* MATERIALS PROVIDED:

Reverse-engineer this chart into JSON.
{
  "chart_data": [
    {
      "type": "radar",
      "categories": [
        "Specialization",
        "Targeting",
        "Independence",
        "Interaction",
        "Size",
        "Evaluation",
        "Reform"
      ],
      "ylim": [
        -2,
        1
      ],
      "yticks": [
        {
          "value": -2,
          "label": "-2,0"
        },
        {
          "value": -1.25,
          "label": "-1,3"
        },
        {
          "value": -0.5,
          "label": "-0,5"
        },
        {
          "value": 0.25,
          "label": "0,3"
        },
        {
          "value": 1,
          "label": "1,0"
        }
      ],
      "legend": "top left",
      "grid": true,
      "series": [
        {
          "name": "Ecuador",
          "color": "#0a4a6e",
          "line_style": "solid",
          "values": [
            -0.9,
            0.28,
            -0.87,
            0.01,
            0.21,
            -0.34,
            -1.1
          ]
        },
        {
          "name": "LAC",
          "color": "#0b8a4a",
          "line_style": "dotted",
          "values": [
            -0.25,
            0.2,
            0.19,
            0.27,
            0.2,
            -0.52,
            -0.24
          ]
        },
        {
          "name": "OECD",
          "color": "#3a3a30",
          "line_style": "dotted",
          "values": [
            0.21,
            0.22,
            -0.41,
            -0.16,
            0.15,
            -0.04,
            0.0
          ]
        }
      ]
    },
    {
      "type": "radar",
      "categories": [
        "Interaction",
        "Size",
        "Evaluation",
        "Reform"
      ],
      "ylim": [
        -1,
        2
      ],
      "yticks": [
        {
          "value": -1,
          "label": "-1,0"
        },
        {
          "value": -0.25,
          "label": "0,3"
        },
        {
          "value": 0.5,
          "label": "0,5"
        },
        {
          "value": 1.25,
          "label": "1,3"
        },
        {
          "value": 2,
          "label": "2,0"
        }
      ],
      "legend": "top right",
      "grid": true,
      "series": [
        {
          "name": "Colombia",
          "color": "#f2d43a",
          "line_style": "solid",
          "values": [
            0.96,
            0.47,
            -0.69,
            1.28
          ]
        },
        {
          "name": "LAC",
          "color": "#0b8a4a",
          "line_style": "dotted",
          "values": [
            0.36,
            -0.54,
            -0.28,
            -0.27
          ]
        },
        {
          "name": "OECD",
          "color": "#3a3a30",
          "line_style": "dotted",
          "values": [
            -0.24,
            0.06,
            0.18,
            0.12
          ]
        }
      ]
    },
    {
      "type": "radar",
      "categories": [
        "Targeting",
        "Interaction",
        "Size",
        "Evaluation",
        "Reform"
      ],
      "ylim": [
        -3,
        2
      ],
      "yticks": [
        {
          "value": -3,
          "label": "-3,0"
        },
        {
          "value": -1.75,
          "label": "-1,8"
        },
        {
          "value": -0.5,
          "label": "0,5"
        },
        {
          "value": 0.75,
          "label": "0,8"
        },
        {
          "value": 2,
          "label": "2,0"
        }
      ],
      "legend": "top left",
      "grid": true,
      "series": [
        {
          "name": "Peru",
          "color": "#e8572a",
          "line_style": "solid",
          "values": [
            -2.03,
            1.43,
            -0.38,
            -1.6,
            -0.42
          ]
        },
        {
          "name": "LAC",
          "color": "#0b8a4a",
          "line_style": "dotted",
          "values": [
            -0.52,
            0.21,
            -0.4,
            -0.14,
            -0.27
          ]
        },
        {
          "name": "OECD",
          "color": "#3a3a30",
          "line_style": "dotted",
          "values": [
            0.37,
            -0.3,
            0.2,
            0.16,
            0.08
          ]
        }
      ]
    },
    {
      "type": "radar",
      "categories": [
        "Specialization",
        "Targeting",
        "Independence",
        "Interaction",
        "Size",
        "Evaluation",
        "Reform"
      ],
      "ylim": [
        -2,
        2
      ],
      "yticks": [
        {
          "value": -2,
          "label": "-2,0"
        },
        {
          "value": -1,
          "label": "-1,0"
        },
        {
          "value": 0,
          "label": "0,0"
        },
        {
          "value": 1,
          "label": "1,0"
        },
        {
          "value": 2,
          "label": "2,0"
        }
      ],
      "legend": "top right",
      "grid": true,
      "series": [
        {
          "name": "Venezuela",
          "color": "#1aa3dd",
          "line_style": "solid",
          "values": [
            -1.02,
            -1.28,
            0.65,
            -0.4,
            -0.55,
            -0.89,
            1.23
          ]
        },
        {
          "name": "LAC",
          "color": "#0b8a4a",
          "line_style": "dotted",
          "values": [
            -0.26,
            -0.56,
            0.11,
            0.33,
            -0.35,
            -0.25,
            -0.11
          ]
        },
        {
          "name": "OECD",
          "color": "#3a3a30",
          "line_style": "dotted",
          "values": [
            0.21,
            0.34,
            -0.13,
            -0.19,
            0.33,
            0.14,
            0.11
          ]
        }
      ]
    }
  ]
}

* STATED GOAL:
From the records above, please extract every line and repeat it exactly.

* PROBLEM SOLUTION:
Reverse-engineer this chart into JSON.
{
  "chart_data": [
    {
      "type": "radar",
      "categories": [
        "Specialization",
        "Targeting",
        "Independence",
        "Interaction",
        "Size",
        "Evaluation",
        "Reform"
      ],
      "ylim": [
        -2,
        1
      ],
      "yticks": [
        {
          "value": -2,
          "label": "-2,0"
        },
        {
          "value": -1.25,
          "label": "-1,3"
        },
        {
          "value": -0.5,
          "label": "-0,5"
        },
        {
          "value": 0.25,
          "label": "0,3"
        },
        {
          "value": 1,
          "label": "1,0"
        }
      ],
      "legend": "top left",
      "grid": true,
      "series": [
        {
          "name": "Ecuador",
          "color": "#0a4a6e",
          "line_style": "solid",
          "values": [
            -0.9,
            0.28,
            -0.87,
            0.01,
            0.21,
            -0.34,
            -1.1
          ]
        },
        {
          "name": "LAC",
          "color": "#0b8a4a",
          "line_style": "dotted",
          "values": [
            -0.25,
            0.2,
            0.19,
            0.27,
            0.2,
            -0.52,
            -0.24
          ]
        },
        {
          "name": "OECD",
          "color": "#3a3a30",
          "line_style": "dotted",
          "values": [
            0.21,
            0.22,
            -0.41,
            -0.16,
            0.15,
            -0.04,
            0.0
          ]
        }
      ]
    },
    {
      "type": "radar",
      "categories": [
        "Interaction",
        "Size",
        "Evaluation",
        "Reform"
      ],
      "ylim": [
        -1,
        2
      ],
      "yticks": [
        {
          "value": -1,
          "label": "-1,0"
        },
        {
          "value": -0.25,
          "label": "0,3"
        },
        {
          "value": 0.5,
          "label": "0,5"
        },
        {
          "value": 1.25,
          "label": "1,3"
        },
        {
          "value": 2,
          "label": "2,0"
        }
      ],
      "legend": "top right",
      "grid": true,
      "series": [
        {
          "name": "Colombia",
          "color": "#f2d43a",
          "line_style": "solid",
          "values": [
            0.96,
            0.47,
            -0.69,
            1.28
          ]
        },
        {
          "name": "LAC",
          "color": "#0b8a4a",
          "line_style": "dotted",
          "values": [
            0.36,
            -0.54,
            -0.28,
            -0.27
          ]
        },
        {
          "name": "OECD",
          "color": "#3a3a30",
          "line_style": "dotted",
          "values": [
            -0.24,
            0.06,
            0.18,
            0.12
          ]
        }
      ]
    },
    {
      "type": "radar",
      "categories": [
        "Targeting",
        "Interaction",
        "Size",
        "Evaluation",
        "Reform"
      ],
      "ylim": [
        -3,
        2
      ],
      "yticks": [
        {
          "value": -3,
          "label": "-3,0"
        },
        {
          "value": -1.75,
          "label": "-1,8"
        },
        {
          "value": -0.5,
          "label": "0,5"
        },
        {
          "value": 0.75,
          "label": "0,8"
        },
        {
          "value": 2,
          "label": "2,0"
        }
      ],
      "legend": "top left",
      "grid": true,
      "series": [
        {
          "name": "Peru",
          "color": "#e8572a",
          "line_style": "solid",
          "values": [
            -2.03,
            1.43,
            -0.38,
            -1.6,
            -0.42
          ]
        },
        {
          "name": "LAC",
          "color": "#0b8a4a",
          "line_style": "dotted",
          "values": [
            -0.52,
            0.21,
            -0.4,
            -0.14,
            -0.27
          ]
        },
        {
          "name": "OECD",
          "color": "#3a3a30",
          "line_style": "dotted",
          "values": [
            0.37,
            -0.3,
            0.2,
            0.16,
            0.08
          ]
        }
      ]
    },
    {
      "type": "radar",
      "categories": [
        "Specialization",
        "Targeting",
        "Independence",
        "Interaction",
        "Size",
        "Evaluation",
        "Reform"
      ],
      "ylim": [
        -2,
        2
      ],
      "yticks": [
        {
          "value": -2,
          "label": "-2,0"
        },
        {
          "value": -1,
          "label": "-1,0"
        },
        {
          "value": 0,
          "label": "0,0"
        },
        {
          "value": 1,
          "label": "1,0"
        },
        {
          "value": 2,
          "label": "2,0"
        }
      ],
      "legend": "top right",
      "grid": true,
      "series": [
        {
          "name": "Venezuela",
          "color": "#1aa3dd",
          "line_style": "solid",
          "values": [
            -1.02,
            -1.28,
            0.65,
            -0.4,
            -0.55,
            -0.89,
            1.23
          ]
        },
        {
          "name": "LAC",
          "color": "#0b8a4a",
          "line_style": "dotted",
          "values": [
            -0.26,
            -0.56,
            0.11,
            0.33,
            -0.35,
            -0.25,
            -0.11
          ]
        },
        {
          "name": "OECD",
          "color": "#3a3a30",
          "line_style": "dotted",
          "values": [
            0.21,
            0.34,
            -0.13,
            -0.19,
            0.33,
            0.14,
            0.11
          ]
        }
      ]
    }
  ]
}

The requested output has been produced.